Written instruction:
Report only the number of lines that hold the word "Volt".

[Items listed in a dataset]
_ _ _ _ _ _ _

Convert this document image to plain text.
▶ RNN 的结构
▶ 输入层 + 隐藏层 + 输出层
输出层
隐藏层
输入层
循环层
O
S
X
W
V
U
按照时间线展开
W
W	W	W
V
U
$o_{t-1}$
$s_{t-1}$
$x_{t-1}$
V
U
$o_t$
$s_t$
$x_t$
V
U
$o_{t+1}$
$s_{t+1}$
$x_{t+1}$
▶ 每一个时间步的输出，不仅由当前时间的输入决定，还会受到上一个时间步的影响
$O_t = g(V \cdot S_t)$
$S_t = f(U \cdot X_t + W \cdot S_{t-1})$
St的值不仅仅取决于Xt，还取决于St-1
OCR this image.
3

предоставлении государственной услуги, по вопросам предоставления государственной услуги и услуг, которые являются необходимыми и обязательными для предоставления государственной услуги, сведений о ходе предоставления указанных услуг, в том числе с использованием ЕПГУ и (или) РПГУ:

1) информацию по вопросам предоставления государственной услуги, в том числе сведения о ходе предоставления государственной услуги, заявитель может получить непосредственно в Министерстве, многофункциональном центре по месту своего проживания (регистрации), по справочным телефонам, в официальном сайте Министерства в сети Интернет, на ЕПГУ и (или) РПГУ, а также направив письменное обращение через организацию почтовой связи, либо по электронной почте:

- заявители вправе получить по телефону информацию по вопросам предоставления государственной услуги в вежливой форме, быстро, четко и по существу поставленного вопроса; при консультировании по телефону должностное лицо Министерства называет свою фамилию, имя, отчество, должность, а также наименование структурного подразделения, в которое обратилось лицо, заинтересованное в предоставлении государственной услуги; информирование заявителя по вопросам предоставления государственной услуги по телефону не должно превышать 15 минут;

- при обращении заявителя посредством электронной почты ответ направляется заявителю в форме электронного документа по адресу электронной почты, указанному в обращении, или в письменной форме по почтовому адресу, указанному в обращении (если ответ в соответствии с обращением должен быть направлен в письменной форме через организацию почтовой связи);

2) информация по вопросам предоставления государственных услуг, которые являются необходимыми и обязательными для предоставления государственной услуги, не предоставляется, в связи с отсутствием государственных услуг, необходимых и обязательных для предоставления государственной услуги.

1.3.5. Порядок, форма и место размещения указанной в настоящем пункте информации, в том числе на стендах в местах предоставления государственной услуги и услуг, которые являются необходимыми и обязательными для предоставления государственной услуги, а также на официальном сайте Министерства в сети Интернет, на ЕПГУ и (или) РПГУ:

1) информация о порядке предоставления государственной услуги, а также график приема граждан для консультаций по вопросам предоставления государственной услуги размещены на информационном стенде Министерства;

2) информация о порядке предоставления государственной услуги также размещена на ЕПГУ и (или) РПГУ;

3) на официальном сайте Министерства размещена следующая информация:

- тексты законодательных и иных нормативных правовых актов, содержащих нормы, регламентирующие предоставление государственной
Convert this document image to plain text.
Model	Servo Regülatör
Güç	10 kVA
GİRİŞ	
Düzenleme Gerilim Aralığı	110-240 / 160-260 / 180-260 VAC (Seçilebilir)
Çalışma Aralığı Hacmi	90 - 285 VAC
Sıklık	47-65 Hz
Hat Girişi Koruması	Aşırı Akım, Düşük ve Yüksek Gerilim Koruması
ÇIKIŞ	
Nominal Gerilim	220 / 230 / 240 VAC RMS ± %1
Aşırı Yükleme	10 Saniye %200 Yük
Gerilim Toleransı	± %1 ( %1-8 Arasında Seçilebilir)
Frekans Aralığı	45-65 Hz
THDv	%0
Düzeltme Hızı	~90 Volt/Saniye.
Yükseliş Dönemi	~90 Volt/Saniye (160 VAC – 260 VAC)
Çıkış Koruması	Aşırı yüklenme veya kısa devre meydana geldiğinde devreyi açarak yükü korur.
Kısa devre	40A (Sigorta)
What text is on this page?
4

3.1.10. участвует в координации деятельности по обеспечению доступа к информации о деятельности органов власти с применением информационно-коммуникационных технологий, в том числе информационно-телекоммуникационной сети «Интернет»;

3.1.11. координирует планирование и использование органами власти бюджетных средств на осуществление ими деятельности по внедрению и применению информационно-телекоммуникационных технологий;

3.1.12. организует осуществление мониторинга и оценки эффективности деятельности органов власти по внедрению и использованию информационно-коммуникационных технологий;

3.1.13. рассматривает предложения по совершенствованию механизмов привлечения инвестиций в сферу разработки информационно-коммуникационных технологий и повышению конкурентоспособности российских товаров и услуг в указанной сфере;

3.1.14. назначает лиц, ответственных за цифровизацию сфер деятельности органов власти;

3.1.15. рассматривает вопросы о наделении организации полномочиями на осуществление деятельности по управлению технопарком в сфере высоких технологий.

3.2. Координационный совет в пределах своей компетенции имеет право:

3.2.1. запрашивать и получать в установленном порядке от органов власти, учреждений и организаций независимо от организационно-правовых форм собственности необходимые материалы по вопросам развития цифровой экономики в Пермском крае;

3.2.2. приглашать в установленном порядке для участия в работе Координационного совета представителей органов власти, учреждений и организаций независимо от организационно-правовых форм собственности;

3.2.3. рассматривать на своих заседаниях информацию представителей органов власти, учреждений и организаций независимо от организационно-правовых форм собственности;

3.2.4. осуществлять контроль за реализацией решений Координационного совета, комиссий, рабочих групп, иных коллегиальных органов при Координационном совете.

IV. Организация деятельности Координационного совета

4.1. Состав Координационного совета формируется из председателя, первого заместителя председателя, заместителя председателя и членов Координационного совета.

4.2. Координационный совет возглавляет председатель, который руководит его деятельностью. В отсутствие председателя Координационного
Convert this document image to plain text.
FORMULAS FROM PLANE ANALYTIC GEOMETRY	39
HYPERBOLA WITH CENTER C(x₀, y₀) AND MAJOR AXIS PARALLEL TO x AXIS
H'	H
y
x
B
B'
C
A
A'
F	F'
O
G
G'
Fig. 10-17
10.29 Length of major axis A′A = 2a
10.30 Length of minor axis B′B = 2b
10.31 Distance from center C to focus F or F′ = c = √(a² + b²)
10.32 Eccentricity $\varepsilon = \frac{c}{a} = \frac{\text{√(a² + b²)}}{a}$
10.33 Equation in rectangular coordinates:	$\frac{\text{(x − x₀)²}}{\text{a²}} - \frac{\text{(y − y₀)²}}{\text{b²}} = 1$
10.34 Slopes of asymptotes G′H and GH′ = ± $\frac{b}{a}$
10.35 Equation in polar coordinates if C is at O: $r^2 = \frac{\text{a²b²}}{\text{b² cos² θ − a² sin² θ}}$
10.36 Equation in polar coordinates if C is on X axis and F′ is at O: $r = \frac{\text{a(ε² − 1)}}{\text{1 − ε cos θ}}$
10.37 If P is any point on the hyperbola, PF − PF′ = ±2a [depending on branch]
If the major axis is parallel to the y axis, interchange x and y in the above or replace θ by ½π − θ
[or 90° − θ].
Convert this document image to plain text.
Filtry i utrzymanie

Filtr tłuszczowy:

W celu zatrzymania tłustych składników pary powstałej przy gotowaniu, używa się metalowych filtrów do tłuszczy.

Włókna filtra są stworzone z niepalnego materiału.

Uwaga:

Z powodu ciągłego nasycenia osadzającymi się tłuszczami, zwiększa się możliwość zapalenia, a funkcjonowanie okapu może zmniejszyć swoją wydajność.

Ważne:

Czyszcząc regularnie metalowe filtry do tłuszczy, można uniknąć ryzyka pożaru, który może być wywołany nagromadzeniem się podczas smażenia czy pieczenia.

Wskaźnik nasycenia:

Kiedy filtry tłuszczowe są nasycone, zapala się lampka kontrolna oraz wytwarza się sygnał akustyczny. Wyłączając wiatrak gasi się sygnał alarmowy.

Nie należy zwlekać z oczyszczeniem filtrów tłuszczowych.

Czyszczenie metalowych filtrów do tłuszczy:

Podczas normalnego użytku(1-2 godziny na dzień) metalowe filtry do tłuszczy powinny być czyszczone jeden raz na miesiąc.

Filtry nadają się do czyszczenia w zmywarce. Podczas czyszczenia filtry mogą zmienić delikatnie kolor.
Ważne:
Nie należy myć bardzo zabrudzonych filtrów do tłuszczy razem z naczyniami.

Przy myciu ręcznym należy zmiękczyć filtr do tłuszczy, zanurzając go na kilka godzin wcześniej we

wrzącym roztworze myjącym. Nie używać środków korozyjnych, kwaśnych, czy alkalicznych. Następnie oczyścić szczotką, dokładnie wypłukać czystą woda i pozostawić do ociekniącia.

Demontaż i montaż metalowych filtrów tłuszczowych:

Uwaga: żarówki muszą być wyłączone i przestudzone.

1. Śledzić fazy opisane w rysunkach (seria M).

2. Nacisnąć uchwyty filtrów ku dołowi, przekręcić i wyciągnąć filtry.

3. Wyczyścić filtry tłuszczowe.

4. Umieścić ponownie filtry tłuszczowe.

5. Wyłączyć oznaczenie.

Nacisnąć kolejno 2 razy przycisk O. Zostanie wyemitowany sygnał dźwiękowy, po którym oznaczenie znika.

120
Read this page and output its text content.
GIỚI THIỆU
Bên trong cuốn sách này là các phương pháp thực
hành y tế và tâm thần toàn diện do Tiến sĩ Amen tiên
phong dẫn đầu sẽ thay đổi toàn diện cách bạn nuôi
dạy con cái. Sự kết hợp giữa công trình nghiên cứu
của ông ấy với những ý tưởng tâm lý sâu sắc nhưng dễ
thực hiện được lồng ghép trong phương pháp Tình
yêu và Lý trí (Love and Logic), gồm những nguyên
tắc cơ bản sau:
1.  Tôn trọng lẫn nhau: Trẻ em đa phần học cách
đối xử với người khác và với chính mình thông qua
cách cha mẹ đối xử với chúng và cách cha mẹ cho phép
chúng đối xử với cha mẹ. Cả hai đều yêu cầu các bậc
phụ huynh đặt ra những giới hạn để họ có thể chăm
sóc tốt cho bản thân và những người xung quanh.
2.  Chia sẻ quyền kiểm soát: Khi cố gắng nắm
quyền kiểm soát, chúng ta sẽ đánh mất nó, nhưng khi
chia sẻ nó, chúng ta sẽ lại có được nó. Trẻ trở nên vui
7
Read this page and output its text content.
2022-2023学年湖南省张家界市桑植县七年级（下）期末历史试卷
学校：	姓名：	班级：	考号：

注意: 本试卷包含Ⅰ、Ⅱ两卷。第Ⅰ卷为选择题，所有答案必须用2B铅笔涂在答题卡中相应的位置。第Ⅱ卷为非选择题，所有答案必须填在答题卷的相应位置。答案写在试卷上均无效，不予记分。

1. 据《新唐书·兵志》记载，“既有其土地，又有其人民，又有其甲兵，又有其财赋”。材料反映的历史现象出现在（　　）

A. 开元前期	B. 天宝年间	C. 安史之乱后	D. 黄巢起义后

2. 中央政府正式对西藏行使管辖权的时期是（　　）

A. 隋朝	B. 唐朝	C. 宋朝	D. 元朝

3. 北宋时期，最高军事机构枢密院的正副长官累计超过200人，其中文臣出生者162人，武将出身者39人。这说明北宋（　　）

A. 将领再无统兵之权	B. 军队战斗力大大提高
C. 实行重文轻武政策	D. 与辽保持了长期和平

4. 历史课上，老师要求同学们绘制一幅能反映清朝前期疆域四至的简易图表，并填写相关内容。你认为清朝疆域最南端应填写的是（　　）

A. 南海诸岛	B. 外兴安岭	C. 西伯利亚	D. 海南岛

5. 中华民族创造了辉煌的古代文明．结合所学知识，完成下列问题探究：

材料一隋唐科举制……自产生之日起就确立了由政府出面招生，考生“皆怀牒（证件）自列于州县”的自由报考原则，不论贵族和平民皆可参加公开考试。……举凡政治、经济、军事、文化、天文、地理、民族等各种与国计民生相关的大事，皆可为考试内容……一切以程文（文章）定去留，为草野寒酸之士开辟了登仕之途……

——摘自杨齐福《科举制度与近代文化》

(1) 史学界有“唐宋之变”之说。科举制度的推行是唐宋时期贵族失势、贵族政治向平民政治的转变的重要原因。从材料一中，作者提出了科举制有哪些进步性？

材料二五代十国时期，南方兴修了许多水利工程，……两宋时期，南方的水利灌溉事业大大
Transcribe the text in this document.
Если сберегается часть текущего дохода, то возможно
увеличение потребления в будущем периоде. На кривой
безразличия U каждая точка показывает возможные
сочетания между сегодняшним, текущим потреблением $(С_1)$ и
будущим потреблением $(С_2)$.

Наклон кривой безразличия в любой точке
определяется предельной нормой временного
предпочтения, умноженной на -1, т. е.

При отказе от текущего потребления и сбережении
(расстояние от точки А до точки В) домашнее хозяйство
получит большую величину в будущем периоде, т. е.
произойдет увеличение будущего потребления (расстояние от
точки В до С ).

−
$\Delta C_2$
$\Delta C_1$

_ _ _ _ _ _ _

In response:
2